• [Problem to work on] The records below must be retyped exactly.

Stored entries
※ ※ ※

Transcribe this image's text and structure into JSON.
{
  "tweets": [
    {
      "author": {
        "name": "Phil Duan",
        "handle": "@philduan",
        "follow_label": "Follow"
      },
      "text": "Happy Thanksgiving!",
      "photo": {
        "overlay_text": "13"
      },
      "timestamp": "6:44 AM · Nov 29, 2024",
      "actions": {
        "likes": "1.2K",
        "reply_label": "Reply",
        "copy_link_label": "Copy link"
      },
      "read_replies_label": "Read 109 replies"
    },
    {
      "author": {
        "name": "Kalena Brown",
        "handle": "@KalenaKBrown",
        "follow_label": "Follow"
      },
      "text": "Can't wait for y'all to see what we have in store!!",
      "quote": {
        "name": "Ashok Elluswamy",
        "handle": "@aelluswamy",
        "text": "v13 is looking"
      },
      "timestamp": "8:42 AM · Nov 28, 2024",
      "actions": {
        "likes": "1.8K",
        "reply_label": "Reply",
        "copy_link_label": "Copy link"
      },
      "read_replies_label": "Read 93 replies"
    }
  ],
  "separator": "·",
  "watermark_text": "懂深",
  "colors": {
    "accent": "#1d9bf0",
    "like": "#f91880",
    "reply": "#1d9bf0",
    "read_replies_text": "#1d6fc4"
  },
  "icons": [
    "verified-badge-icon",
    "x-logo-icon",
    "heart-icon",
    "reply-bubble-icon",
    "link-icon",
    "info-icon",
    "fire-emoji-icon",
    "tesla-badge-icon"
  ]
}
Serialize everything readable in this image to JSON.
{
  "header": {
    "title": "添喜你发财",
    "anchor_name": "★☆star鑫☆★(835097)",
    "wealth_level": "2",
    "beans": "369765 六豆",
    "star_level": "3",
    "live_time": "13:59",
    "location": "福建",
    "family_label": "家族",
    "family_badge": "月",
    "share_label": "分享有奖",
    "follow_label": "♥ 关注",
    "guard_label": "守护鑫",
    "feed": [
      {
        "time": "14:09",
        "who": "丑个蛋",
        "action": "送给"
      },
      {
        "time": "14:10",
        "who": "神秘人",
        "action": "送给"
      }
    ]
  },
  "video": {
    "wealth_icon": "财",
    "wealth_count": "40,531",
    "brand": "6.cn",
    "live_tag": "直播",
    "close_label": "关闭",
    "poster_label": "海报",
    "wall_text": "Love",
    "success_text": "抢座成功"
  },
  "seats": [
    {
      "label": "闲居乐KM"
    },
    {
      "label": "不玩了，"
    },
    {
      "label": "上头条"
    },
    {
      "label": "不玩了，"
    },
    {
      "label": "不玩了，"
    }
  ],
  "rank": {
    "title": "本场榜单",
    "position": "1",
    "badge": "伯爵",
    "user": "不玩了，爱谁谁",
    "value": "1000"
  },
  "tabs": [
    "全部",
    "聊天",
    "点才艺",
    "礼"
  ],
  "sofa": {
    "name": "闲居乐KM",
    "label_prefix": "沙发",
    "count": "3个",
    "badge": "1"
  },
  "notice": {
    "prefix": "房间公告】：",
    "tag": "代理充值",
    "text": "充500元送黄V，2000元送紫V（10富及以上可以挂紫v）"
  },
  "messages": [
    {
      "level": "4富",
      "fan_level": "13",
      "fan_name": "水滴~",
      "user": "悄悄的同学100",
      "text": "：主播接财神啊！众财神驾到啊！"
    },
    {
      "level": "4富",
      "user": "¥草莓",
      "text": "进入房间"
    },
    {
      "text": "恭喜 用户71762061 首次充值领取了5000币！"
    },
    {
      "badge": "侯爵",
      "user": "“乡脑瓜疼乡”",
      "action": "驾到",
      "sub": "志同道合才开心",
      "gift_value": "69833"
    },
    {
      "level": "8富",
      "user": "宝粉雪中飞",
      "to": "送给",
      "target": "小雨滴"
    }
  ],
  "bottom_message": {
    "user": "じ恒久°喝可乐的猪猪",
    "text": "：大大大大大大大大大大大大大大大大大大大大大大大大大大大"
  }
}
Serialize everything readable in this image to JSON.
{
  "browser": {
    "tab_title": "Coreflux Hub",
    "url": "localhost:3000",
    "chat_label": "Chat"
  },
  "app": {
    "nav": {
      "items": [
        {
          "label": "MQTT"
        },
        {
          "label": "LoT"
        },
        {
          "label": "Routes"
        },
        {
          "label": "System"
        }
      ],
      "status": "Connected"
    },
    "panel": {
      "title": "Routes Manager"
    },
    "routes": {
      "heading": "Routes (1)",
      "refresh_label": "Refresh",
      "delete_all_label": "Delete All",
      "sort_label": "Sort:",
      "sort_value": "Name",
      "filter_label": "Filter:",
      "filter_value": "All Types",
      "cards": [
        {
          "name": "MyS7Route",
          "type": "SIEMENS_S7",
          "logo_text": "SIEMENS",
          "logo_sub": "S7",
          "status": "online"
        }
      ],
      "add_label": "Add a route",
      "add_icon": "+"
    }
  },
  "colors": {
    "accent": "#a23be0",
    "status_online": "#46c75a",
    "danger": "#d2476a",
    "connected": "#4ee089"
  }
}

※ ※ ※

• [Written response]
Transcribe this image's text and structure into JSON.
{
  "tweets": [
    {
      "author": {
        "name": "Phil Duan",
        "handle": "@philduan",
        "follow_label": "Follow"
      },
      "text": "Happy Thanksgiving!",
      "photo": {
        "overlay_text": "13"
      },
      "timestamp": "6:44 AM · Nov 29, 2024",
      "actions": {
        "likes": "1.2K",
        "reply_label": "Reply",
        "copy_link_label": "Copy link"
      },
      "read_replies_label": "Read 109 replies"
    },
    {
      "author": {
        "name": "Kalena Brown",
        "handle": "@KalenaKBrown",
        "follow_label": "Follow"
      },
      "text": "Can't wait for y'all to see what we have in store!!",
      "quote": {
        "name": "Ashok Elluswamy",
        "handle": "@aelluswamy",
        "text": "v13 is looking"
      },
      "timestamp": "8:42 AM · Nov 28, 2024",
      "actions": {
        "likes": "1.8K",
        "reply_label": "Reply",
        "copy_link_label": "Copy link"
      },
      "read_replies_label": "Read 93 replies"
    }
  ],
  "separator": "·",
  "watermark_text": "懂深",
  "colors": {
    "accent": "#1d9bf0",
    "like": "#f91880",
    "reply": "#1d9bf0",
    "read_replies_text": "#1d6fc4"
  },
  "icons": [
    "verified-badge-icon",
    "x-logo-icon",
    "heart-icon",
    "reply-bubble-icon",
    "link-icon",
    "info-icon",
    "fire-emoji-icon",
    "tesla-badge-icon"
  ]
}
Serialize everything readable in this image to JSON.
{
  "header": {
    "title": "添喜你发财",
    "anchor_name": "★☆star鑫☆★(835097)",
    "wealth_level": "2",
    "beans": "369765 六豆",
    "star_level": "3",
    "live_time": "13:59",
    "location": "福建",
    "family_label": "家族",
    "family_badge": "月",
    "share_label": "分享有奖",
    "follow_label": "♥ 关注",
    "guard_label": "守护鑫",
    "feed": [
      {
        "time": "14:09",
        "who": "丑个蛋",
        "action": "送给"
      },
      {
        "time": "14:10",
        "who": "神秘人",
        "action": "送给"
      }
    ]
  },
  "video": {
    "wealth_icon": "财",
    "wealth_count": "40,531",
    "brand": "6.cn",
    "live_tag": "直播",
    "close_label": "关闭",
    "poster_label": "海报",
    "wall_text": "Love",
    "success_text": "抢座成功"
  },
  "seats": [
    {
      "label": "闲居乐KM"
    },
    {
      "label": "不玩了，"
    },
    {
      "label": "上头条"
    },
    {
      "label": "不玩了，"
    },
    {
      "label": "不玩了，"
    }
  ],
  "rank": {
    "title": "本场榜单",
    "position": "1",
    "badge": "伯爵",
    "user": "不玩了，爱谁谁",
    "value": "1000"
  },
  "tabs": [
    "全部",
    "聊天",
    "点才艺",
    "礼"
  ],
  "sofa": {
    "name": "闲居乐KM",
    "label_prefix": "沙发",
    "count": "3个",
    "badge": "1"
  },
  "notice": {
    "prefix": "房间公告】：",
    "tag": "代理充值",
    "text": "充500元送黄V，2000元送紫V（10富及以上可以挂紫v）"
  },
  "messages": [
    {
      "level": "4富",
      "fan_level": "13",
      "fan_name": "水滴~",
      "user": "悄悄的同学100",
      "text": "：主播接财神啊！众财神驾到啊！"
    },
    {
      "level": "4富",
      "user": "¥草莓",
      "text": "进入房间"
    },
    {
      "text": "恭喜 用户71762061 首次充值领取了5000币！"
    },
    {
      "badge": "侯爵",
      "user": "“乡脑瓜疼乡”",
      "action": "驾到",
      "sub": "志同道合才开心",
      "gift_value": "69833"
    },
    {
      "level": "8富",
      "user": "宝粉雪中飞",
      "to": "送给",
      "target": "小雨滴"
    }
  ],
  "bottom_message": {
    "user": "じ恒久°喝可乐的猪猪",
    "text": "：大大大大大大大大大大大大大大大大大大大大大大大大大大大"
  }
}
Serialize everything readable in this image to JSON.
{
  "browser": {
    "tab_title": "Coreflux Hub",
    "url": "localhost:3000",
    "chat_label": "Chat"
  },
  "app": {
    "nav": {
      "items": [
        {
          "label": "MQTT"
        },
        {
          "label": "LoT"
        },
        {
          "label": "Routes"
        },
        {
          "label": "System"
        }
      ],
      "status": "Connected"
    },
    "panel": {
      "title": "Routes Manager"
    },
    "routes": {
      "heading": "Routes (1)",
      "refresh_label": "Refresh",
      "delete_all_label": "Delete All",
      "sort_label": "Sort:",
      "sort_value": "Name",
      "filter_label": "Filter:",
      "filter_value": "All Types",
      "cards": [
        {
          "name": "MyS7Route",
          "type": "SIEMENS_S7",
          "logo_text": "SIEMENS",
          "logo_sub": "S7",
          "status": "online"
        }
      ],
      "add_label": "Add a route",
      "add_icon": "+"
    }
  },
  "colors": {
    "accent": "#a23be0",
    "status_online": "#46c75a",
    "danger": "#d2476a",
    "connected": "#4ee089"
  }
}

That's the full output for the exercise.